* GIVEN TASK
Reproduce these lines exactly, covering all of the material.

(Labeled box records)
>> START

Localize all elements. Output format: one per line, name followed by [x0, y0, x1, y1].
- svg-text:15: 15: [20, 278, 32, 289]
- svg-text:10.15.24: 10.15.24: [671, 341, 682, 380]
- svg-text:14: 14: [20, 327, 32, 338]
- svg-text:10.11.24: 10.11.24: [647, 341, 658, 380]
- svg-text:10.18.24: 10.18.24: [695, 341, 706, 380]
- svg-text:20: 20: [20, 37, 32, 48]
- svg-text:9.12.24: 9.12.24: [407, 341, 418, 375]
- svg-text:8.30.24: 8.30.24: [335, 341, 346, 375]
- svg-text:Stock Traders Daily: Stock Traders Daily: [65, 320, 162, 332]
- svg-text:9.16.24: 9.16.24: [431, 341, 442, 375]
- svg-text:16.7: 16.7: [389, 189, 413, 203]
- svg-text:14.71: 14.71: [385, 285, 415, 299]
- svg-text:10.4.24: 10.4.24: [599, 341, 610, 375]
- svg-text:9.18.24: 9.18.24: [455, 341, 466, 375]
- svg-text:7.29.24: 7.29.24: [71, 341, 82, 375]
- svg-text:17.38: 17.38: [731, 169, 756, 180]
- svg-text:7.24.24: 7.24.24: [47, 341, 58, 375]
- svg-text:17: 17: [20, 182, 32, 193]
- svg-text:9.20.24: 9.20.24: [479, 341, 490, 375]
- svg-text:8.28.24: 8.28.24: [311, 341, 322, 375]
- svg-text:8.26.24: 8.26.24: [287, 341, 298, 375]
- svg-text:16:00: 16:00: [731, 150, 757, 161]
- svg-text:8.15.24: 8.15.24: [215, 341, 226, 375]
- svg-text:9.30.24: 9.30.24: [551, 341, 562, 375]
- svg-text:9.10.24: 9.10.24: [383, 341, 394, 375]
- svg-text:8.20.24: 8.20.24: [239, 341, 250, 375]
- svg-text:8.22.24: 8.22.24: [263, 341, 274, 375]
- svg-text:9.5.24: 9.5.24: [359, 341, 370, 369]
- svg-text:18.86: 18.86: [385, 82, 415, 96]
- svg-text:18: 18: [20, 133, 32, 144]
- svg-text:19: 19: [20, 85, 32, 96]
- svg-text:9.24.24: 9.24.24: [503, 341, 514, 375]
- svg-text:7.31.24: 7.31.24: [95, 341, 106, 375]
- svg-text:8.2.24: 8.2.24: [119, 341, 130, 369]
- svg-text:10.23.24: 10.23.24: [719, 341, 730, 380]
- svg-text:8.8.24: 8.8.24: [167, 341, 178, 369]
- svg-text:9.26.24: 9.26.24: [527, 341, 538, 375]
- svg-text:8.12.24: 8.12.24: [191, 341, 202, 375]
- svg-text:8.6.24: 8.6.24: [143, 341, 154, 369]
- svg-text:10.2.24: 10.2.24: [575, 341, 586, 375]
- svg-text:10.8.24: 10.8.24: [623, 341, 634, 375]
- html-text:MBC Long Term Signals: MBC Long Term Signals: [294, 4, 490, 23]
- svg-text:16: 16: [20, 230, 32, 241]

>> END

* THE REPLY
Localize all elements. Output format: one per line, name followed by [x0, y0, x1, y1].
- svg-text:15: 15: [20, 278, 32, 289]
- svg-text:10.15.24: 10.15.24: [671, 341, 682, 380]
- svg-text:14: 14: [20, 327, 32, 338]
- svg-text:10.11.24: 10.11.24: [647, 341, 658, 380]
- svg-text:10.18.24: 10.18.24: [695, 341, 706, 380]
- svg-text:20: 20: [20, 37, 32, 48]
- svg-text:9.12.24: 9.12.24: [407, 341, 418, 375]
- svg-text:8.30.24: 8.30.24: [335, 341, 346, 375]
- svg-text:Stock Traders Daily: Stock Traders Daily: [65, 320, 162, 332]
- svg-text:9.16.24: 9.16.24: [431, 341, 442, 375]
- svg-text:16.7: 16.7: [389, 189, 413, 203]
- svg-text:14.71: 14.71: [385, 285, 415, 299]
- svg-text:10.4.24: 10.4.24: [599, 341, 610, 375]
- svg-text:9.18.24: 9.18.24: [455, 341, 466, 375]
- svg-text:7.29.24: 7.29.24: [71, 341, 82, 375]
- svg-text:17.38: 17.38: [731, 169, 756, 180]
- svg-text:7.24.24: 7.24.24: [47, 341, 58, 375]
- svg-text:17: 17: [20, 182, 32, 193]
- svg-text:9.20.24: 9.20.24: [479, 341, 490, 375]
- svg-text:8.28.24: 8.28.24: [311, 341, 322, 375]
- svg-text:8.26.24: 8.26.24: [287, 341, 298, 375]
- svg-text:16:00: 16:00: [731, 150, 757, 161]
- svg-text:8.15.24: 8.15.24: [215, 341, 226, 375]
- svg-text:9.30.24: 9.30.24: [551, 341, 562, 375]
- svg-text:9.10.24: 9.10.24: [383, 341, 394, 375]
- svg-text:8.20.24: 8.20.24: [239, 341, 250, 375]
- svg-text:8.22.24: 8.22.24: [263, 341, 274, 375]
- svg-text:9.5.24: 9.5.24: [359, 341, 370, 369]
- svg-text:18.86: 18.86: [385, 82, 415, 96]
- svg-text:18: 18: [20, 133, 32, 144]
- svg-text:19: 19: [20, 85, 32, 96]
- svg-text:9.24.24: 9.24.24: [503, 341, 514, 375]
- svg-text:7.31.24: 7.31.24: [95, 341, 106, 375]
- svg-text:8.2.24: 8.2.24: [119, 341, 130, 369]
- svg-text:10.23.24: 10.23.24: [719, 341, 730, 380]
- svg-text:8.8.24: 8.8.24: [167, 341, 178, 369]
- svg-text:9.26.24: 9.26.24: [527, 341, 538, 375]
- svg-text:8.12.24: 8.12.24: [191, 341, 202, 375]
- svg-text:8.6.24: 8.6.24: [143, 341, 154, 369]
- svg-text:10.2.24: 10.2.24: [575, 341, 586, 375]
- svg-text:10.8.24: 10.8.24: [623, 341, 634, 375]
- html-text:MBC Long Term Signals: MBC Long Term Signals: [294, 4, 490, 23]
- svg-text:16: 16: [20, 230, 32, 241]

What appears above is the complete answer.